- **What you have to do**: Return word for word the part of the screening study excerpt that begins at "Sample characteristics" and stops after "df =1, P=0.861).".
Document excerpt Block Start
The ITSP¹⁶ is a 48-item caregiver questionnaire that measures sensory modulation abilities in children aged 7 months to 36 months (a version for infants aged 0–6 months is also available). Parents rate the frequency of their child’s behavior on a 5-point scale from 1 (almost always) to 5 (almost never). Items are grouped into five sensory sections, ie, auditory processing, visual processing, tactile processing, vestibular processing, and oral sensory processing. Scores are then grouped into four quadrant scores, ie, low registration, sensation seeking, sensory sensitivity, and sensation avoiding. Section scores and quadrant scores are interpreted relative to age norms. Reliabilities for the various composite scores range from 0.69 to 0.85. Some studies of the ITSP in ASD populations have been performed;^17,18 however, the ITSP is not generally used for screening,¹⁹ and our study may be the first to evaluate its use as screening tool. We also established a new criterion for a positive screening. Participants were considered to have screened positive if results were definitely abnormal (ie, results outside two standard deviations of population norms) on at least two scores involving section and/or quadrant scores.

Procedure

The parents of children with VLBW and ELBW (2 years of age, corrected for prematurity) completed the screening battery questionnaires and sent them to the Department of Child Psychiatry at Motol University Hospital.

All children who had screened positive on any of the screening tools were subsequently invited for a detailed follow-up assessment. The assessment involved testing using the ADOS¹⁰ and a clinical examination by two experienced child psychiatrists with expertise in autism. The concept of best estimate clinical diagnosis, by consensus of two experienced specialists, was used as a gold standard.²⁰ In cases of disagreement between the ADOS diagnosis and best estimate clinical diagnosis, the latter was preferred. The International Classification of Diseases, Tenth Edition (ICD-10) was used for clinical diagnoses.²¹

Data analysis

Statistical analysis was performed using Statistical Package for the Social Sciences version 22.0 software (IBM Corporation, Armonk, NY, USA). Descriptive statistics for the samples were used. The Mann–Whitney U test and chi-squared test were used for analyzing differences between subsamples with positive and negative screens and the Cochran’s Q test was used for analyzing differences in positivity among tests. More detailed pair comparisons between tests were performed using paired Wilcoxon sign tests for false discovery rate adjusted for multiple testing.

Results

Sample characteristics

Table 1 shows the family and child characteristics. Thirty-two children (42.7%) screened positive on at least one of the screening questionnaires. Analysis of children with positive (on at least one of the screening questionnaires) and negative screens found no significant differences relative to mean birth weight (1,030.7 g versus 1,034.8 g; U=687, P=0.9957), gestational age (28.1 weeks versus 28.6 weeks; U=780.5, P=0.3239), length of stay in hospital (72.0 days versus 65.8 days; U=607, P=0.3882), or use of corticoids (25.0% versus 23.3%; χ²=0.031, df =1, P=0.861).
Document excerpt Block End
Data to examine Block Start
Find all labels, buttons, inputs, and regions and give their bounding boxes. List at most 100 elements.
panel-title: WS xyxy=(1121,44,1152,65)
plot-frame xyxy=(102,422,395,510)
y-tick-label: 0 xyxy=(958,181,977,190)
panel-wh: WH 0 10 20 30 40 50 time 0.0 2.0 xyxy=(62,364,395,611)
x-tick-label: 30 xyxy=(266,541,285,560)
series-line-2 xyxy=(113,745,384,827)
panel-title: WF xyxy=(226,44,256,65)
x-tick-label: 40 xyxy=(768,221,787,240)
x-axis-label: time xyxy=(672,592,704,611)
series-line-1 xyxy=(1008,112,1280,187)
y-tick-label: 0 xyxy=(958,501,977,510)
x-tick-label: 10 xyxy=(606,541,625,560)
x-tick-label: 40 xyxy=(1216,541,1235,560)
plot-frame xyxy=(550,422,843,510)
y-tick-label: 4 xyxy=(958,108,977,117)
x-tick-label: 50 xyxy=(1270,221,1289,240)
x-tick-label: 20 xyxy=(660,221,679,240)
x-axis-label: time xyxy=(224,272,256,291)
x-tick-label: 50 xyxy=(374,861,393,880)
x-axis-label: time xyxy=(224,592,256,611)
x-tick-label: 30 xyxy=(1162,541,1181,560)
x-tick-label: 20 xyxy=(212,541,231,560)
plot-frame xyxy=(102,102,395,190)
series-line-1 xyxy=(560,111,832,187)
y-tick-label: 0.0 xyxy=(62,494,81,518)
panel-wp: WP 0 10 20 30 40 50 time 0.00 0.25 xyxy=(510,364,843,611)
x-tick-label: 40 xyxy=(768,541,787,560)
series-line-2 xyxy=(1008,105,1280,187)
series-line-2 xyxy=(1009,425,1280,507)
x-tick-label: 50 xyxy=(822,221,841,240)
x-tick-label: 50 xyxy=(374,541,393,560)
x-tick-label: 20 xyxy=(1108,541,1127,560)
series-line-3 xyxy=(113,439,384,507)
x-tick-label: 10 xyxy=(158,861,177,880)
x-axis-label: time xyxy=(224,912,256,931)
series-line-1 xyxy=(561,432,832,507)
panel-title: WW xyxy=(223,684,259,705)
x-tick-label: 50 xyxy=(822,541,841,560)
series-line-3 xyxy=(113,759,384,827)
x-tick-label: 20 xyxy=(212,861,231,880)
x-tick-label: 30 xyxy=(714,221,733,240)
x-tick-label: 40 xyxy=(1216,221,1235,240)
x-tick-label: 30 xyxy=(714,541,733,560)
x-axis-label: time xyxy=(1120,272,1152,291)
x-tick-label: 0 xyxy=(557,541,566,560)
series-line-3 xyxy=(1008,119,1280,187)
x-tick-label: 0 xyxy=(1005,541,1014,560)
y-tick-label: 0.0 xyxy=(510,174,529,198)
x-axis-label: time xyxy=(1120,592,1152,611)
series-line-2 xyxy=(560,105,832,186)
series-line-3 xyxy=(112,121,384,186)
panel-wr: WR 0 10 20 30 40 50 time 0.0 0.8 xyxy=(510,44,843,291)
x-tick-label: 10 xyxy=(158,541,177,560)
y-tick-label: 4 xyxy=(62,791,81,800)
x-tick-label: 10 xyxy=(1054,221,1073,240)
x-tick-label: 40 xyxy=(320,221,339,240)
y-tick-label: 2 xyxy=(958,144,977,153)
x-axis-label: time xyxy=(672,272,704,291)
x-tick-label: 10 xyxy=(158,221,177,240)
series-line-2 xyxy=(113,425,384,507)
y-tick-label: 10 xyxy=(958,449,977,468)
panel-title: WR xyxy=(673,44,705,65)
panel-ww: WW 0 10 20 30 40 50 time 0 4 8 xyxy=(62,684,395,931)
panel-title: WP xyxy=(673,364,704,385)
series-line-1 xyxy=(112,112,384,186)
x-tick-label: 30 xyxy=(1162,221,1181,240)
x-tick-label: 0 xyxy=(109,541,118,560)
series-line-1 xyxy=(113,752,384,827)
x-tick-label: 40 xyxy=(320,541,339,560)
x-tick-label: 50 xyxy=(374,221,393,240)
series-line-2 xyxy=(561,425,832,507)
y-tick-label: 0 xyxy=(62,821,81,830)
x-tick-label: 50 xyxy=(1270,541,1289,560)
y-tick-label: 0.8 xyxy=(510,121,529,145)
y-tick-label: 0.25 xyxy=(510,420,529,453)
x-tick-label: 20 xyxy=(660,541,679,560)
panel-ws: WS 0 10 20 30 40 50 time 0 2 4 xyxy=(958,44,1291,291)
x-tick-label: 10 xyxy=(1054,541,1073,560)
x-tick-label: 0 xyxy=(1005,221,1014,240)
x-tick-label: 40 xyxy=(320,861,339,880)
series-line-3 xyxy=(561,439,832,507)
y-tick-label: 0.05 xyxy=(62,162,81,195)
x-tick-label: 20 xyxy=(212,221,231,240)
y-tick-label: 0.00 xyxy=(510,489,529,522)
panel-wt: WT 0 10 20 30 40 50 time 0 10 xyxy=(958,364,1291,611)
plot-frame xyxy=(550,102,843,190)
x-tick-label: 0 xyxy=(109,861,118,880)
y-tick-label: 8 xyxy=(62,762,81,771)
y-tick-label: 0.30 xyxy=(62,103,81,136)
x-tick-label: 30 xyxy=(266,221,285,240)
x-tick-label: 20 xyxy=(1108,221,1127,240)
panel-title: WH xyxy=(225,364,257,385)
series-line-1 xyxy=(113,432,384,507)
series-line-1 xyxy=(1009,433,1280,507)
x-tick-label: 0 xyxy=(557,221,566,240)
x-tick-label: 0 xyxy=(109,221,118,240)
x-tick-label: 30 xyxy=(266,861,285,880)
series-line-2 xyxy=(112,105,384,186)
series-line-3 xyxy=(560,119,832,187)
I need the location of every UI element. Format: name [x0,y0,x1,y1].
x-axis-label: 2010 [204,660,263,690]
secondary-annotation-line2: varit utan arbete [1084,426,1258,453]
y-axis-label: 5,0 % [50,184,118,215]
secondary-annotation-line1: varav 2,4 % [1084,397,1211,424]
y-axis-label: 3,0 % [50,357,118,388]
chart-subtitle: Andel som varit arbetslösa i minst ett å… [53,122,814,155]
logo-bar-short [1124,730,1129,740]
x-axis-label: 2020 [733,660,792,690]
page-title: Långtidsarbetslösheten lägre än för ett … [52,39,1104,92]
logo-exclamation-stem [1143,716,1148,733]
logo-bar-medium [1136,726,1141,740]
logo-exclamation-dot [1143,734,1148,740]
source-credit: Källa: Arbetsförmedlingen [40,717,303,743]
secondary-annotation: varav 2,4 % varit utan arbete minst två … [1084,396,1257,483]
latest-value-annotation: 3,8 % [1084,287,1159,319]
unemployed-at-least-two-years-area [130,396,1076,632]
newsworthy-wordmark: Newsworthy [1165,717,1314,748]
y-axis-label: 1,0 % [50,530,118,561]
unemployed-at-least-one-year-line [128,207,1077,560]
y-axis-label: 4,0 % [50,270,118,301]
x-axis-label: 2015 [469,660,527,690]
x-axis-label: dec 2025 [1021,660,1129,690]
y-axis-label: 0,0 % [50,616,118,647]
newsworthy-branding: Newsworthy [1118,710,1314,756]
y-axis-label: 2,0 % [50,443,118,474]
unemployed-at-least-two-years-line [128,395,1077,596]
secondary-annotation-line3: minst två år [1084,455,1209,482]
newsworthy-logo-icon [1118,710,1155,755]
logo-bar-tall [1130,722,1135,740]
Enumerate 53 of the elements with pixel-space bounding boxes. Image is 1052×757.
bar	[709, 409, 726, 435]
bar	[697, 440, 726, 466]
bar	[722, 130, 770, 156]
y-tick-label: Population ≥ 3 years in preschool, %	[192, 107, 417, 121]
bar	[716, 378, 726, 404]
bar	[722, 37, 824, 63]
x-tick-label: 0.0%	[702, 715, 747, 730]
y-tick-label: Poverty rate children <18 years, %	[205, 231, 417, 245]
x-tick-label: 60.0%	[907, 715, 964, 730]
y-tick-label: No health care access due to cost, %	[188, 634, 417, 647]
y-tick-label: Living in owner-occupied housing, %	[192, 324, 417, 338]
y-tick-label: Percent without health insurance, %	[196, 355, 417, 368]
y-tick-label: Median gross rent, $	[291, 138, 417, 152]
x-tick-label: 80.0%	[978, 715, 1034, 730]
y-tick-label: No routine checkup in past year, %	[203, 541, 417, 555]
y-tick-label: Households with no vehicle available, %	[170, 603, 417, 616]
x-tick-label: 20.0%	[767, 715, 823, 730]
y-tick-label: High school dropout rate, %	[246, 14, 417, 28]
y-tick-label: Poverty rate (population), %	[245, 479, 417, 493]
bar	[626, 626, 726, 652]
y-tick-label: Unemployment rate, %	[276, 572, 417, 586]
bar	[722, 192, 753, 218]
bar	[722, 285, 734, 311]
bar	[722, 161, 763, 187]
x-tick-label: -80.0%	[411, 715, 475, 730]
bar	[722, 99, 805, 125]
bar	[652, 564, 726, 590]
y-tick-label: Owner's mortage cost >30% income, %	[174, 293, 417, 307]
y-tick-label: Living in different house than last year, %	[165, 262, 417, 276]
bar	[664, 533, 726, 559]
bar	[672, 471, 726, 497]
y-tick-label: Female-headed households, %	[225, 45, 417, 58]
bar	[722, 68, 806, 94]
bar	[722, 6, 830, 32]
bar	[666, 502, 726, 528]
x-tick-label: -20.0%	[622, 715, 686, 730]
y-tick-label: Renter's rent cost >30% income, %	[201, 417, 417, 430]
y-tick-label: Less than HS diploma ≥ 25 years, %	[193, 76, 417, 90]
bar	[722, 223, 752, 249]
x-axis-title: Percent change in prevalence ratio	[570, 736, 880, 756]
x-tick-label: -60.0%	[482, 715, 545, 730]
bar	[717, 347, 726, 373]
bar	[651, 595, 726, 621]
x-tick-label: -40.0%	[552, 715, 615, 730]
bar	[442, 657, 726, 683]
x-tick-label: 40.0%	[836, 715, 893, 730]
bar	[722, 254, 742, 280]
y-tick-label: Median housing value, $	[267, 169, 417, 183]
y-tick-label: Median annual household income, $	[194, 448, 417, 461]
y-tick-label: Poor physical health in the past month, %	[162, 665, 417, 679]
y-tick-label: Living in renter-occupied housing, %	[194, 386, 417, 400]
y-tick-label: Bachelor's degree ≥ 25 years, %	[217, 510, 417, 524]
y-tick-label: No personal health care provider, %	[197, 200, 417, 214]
Data to examine Block End
- **Answer to the problem**:
Sample characteristics

Table 1 shows the family and child characteristics. Thirty-two children (42.7%) screened positive on at least one of the screening questionnaires. Analysis of children with positive (on at least one of the screening questionnaires) and negative screens found no significant differences relative to mean birth weight (1,030.7 g versus 1,034.8 g; U=687, P=0.9957), gestational age (28.1 weeks versus 28.6 weeks; U=780.5, P=0.3239), length of stay in hospital (72.0 days versus 65.8 days; U=607, P=0.3882), or use of corticoids (25.0% versus 23.3%; χ²=0.031, df =1, P=0.861).